▽

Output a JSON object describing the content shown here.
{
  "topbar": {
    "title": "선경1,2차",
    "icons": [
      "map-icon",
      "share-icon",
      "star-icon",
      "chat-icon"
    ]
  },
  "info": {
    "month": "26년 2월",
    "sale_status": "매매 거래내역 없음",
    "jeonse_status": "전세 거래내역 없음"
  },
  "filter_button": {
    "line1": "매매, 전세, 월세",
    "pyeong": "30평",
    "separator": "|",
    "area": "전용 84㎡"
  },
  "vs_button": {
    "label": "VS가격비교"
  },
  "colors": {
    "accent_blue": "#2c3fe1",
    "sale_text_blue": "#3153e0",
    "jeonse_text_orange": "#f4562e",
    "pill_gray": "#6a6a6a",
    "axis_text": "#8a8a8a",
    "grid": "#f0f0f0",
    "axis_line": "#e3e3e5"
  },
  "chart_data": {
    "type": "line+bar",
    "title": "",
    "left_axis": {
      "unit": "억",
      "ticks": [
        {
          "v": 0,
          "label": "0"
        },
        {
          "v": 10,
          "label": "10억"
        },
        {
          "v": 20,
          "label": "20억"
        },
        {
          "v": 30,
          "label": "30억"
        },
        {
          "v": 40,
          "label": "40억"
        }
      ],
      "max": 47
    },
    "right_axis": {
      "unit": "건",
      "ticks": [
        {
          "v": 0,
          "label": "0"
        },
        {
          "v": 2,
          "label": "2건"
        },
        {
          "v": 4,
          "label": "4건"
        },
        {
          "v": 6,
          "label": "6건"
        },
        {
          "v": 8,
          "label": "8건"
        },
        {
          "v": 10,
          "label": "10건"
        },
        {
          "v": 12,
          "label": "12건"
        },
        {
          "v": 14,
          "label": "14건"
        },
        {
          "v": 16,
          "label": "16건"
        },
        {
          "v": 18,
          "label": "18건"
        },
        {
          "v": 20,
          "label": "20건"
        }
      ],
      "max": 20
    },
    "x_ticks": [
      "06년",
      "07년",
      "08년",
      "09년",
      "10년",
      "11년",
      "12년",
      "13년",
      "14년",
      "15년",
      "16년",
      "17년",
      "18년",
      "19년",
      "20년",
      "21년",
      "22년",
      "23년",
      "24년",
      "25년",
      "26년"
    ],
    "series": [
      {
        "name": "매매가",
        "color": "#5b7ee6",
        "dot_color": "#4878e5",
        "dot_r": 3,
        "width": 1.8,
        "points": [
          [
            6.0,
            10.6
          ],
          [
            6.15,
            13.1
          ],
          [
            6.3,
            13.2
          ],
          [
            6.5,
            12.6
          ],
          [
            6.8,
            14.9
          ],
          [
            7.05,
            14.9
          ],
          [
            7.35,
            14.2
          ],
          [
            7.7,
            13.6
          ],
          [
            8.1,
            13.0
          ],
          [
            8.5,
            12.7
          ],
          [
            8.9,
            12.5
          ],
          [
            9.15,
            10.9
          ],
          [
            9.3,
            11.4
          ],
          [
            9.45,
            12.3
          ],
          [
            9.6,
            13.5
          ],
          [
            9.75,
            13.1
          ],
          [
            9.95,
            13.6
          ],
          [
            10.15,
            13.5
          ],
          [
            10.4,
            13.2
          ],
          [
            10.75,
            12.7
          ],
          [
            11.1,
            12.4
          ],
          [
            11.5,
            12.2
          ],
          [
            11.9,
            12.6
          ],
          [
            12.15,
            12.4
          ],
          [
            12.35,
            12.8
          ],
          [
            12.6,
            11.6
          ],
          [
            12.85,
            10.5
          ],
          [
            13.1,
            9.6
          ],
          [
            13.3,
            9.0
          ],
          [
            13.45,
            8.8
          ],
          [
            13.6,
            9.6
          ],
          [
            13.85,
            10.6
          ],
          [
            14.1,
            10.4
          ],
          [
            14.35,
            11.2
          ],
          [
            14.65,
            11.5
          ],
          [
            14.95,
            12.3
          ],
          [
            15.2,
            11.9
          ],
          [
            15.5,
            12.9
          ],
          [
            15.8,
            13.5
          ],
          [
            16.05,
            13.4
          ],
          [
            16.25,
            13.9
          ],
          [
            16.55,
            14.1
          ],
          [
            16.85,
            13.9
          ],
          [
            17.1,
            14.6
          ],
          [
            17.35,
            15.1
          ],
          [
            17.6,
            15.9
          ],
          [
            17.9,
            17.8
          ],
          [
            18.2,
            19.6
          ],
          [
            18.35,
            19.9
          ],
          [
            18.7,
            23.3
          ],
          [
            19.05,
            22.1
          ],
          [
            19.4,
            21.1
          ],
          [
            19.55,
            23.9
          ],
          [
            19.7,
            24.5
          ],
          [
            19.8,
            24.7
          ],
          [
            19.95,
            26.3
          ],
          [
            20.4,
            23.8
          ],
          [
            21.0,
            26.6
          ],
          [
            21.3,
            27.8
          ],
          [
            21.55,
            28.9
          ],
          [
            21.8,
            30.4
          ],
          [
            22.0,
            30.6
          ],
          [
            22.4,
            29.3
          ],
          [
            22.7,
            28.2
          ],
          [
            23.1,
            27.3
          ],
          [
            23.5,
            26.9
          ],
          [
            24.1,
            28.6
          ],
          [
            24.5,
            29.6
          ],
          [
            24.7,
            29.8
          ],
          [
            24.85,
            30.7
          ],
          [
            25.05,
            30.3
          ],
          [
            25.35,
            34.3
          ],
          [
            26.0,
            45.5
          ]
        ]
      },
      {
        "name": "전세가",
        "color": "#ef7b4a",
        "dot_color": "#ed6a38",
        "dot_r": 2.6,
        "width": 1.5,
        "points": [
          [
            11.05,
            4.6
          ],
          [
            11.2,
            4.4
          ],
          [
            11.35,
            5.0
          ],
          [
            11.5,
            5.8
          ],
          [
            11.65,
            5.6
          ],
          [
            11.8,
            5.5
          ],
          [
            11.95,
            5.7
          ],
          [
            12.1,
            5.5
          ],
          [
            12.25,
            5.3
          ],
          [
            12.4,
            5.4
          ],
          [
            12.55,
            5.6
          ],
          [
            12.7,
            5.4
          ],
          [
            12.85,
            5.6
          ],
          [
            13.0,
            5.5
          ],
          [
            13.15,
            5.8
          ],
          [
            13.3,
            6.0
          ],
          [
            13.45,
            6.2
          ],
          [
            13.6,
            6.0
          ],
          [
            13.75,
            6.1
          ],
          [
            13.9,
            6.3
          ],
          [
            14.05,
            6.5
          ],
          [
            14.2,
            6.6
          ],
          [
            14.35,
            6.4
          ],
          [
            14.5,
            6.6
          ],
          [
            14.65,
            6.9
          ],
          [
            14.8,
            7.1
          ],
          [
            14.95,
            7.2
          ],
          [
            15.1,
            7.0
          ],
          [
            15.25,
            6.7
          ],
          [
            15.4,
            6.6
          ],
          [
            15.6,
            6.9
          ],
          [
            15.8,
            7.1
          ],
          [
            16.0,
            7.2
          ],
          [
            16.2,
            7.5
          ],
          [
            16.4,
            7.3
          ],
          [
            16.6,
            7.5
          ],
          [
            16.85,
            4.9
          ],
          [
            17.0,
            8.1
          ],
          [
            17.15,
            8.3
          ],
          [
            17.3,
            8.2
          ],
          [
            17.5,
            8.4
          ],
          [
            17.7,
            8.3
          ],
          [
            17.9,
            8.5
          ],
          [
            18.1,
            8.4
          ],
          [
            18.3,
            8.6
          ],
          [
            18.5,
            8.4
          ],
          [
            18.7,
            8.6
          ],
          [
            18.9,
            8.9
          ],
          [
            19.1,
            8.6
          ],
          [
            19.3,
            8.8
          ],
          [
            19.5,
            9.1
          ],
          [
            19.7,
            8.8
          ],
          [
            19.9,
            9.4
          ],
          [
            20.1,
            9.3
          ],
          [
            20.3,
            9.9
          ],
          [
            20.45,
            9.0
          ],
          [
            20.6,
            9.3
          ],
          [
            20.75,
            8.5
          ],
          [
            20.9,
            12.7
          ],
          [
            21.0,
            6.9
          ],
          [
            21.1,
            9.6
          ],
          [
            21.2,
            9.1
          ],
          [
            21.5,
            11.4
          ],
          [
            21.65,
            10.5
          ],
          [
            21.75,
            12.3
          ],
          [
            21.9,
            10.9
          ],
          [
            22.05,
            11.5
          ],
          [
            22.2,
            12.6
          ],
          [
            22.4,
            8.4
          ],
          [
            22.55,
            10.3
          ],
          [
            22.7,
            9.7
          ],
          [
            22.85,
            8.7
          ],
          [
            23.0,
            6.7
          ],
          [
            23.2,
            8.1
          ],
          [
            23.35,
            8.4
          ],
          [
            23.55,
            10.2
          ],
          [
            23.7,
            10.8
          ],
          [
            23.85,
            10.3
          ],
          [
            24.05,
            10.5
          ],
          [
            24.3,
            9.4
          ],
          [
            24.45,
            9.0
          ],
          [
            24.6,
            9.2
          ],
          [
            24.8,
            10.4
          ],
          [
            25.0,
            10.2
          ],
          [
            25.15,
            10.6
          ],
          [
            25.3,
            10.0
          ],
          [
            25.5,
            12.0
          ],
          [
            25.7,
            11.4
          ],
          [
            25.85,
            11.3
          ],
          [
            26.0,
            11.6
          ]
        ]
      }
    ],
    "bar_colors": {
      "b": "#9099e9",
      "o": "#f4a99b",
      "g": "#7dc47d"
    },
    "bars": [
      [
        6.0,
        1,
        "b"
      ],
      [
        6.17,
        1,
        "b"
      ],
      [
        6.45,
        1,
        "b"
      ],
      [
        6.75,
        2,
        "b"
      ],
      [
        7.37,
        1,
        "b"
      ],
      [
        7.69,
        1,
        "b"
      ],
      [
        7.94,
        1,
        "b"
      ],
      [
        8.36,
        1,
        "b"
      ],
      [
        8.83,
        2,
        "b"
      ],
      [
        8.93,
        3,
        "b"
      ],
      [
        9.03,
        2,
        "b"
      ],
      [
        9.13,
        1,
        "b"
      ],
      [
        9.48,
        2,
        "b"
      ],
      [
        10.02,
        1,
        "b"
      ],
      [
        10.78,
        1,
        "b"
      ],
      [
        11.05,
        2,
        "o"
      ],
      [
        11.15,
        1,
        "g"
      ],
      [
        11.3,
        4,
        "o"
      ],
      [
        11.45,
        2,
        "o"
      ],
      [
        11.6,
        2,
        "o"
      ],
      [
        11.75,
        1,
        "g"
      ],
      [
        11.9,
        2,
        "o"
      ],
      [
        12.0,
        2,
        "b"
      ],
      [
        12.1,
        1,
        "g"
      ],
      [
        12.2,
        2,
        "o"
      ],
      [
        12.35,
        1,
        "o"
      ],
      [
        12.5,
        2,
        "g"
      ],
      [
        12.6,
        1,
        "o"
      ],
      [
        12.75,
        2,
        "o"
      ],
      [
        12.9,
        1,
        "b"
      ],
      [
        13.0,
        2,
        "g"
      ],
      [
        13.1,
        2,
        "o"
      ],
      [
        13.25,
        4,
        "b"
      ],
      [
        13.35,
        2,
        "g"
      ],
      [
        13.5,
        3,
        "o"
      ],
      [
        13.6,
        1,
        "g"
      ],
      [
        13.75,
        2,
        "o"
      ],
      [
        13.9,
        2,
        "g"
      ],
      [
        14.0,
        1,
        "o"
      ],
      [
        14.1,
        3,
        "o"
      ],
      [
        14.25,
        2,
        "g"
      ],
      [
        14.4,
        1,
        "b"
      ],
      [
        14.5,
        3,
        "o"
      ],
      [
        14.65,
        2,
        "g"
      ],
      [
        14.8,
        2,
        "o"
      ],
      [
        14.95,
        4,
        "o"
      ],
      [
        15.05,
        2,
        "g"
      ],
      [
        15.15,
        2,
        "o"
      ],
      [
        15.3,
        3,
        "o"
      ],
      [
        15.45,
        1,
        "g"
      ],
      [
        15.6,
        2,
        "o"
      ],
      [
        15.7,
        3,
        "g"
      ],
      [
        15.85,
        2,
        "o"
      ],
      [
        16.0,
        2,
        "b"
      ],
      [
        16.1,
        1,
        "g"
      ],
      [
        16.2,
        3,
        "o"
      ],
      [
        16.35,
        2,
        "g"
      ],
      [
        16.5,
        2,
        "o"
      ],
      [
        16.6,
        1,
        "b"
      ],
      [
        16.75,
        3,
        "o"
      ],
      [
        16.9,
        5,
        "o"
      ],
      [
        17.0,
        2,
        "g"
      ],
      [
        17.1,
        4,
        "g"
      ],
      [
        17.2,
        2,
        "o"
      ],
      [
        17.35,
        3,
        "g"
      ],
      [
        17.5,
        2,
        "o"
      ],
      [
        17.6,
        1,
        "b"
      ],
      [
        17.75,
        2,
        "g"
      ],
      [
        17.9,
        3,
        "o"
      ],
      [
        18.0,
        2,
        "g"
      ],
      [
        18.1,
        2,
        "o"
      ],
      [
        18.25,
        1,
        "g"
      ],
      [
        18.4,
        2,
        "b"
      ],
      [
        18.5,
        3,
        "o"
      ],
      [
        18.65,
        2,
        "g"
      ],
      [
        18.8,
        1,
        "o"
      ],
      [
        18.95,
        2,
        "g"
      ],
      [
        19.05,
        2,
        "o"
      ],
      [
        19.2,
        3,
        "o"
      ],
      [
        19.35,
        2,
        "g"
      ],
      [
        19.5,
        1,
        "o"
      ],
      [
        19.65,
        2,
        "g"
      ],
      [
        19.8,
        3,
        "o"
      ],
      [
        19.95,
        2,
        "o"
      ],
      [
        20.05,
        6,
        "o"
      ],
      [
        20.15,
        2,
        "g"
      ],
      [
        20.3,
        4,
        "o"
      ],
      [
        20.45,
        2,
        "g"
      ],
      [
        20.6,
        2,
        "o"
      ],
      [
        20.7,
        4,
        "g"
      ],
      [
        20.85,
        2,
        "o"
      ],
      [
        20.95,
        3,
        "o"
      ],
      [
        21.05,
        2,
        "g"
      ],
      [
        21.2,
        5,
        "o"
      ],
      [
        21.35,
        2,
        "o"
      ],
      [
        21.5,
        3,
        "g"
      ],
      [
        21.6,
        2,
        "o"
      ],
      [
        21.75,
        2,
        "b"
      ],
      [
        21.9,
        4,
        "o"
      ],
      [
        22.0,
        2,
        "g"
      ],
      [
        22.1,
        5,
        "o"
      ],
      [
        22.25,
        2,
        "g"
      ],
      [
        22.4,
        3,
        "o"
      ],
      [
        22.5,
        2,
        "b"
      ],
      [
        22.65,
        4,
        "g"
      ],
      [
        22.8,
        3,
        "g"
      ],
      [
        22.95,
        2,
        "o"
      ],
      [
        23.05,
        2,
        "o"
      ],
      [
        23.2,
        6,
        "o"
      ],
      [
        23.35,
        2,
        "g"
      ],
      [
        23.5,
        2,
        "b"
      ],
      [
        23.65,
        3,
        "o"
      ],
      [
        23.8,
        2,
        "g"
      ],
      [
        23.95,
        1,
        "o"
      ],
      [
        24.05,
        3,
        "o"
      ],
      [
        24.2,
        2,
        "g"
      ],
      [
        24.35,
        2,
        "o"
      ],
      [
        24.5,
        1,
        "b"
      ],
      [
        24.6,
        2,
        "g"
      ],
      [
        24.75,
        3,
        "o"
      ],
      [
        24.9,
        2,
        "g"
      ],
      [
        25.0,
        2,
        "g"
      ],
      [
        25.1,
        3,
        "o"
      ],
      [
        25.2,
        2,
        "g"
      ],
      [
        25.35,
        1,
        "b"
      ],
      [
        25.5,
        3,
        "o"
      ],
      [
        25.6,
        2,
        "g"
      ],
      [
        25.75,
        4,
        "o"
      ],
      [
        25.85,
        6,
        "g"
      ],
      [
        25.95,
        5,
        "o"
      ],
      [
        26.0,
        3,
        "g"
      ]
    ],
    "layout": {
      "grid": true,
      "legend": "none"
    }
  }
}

△

Search the material above for "거래내역". Pull out each line where it shows up.

> Final result
    "sale_status": "매매 거래내역 없음",
    "jeonse_status": "전세 거래내역 없음"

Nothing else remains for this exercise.